(Goal of the exercise)
Scan the data for "единому" and copy the lines it appears in.

-.-.-

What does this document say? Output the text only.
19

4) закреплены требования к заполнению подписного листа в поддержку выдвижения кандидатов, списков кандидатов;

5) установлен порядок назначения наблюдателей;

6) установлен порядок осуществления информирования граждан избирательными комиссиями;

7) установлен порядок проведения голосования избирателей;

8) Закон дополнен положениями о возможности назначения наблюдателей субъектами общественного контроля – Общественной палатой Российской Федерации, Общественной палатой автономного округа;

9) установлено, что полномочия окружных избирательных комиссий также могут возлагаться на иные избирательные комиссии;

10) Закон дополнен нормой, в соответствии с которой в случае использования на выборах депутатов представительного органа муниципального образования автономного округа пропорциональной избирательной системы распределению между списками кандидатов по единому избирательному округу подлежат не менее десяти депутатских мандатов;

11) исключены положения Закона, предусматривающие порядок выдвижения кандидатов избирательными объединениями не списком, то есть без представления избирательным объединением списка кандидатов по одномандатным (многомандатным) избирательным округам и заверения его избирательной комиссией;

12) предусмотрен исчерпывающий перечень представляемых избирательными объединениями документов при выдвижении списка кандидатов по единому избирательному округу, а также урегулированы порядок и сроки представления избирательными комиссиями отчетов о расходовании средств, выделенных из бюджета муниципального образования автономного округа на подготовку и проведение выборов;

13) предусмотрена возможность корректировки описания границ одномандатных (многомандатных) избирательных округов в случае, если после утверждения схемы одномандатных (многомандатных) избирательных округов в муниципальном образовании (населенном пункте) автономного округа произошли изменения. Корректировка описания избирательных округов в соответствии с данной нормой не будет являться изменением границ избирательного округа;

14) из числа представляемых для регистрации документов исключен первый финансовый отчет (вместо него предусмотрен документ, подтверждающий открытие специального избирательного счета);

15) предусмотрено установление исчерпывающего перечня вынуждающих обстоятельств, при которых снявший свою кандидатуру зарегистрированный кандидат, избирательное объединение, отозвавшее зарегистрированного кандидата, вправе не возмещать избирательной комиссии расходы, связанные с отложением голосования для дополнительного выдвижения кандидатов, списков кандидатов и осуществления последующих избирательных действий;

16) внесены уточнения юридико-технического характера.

-.-.-

(Solution to the exercise)
10) Закон дополнен нормой, в соответствии с которой в случае использования на выборах депутатов представительного органа муниципального образования автономного округа пропорциональной избирательной системы распределению между списками кандидатов по единому избирательному округу подлежат не менее десяти депутатских мандатов;
12) предусмотрен исчерпывающий перечень представляемых избирательными объединениями документов при выдвижении списка кандидатов по единому избирательному округу, а также урегулированы порядок и сроки представления избирательными комиссиями отчетов о расходовании средств, выделенных из бюджета муниципального образования автономного округа на подготовку и проведение выборов;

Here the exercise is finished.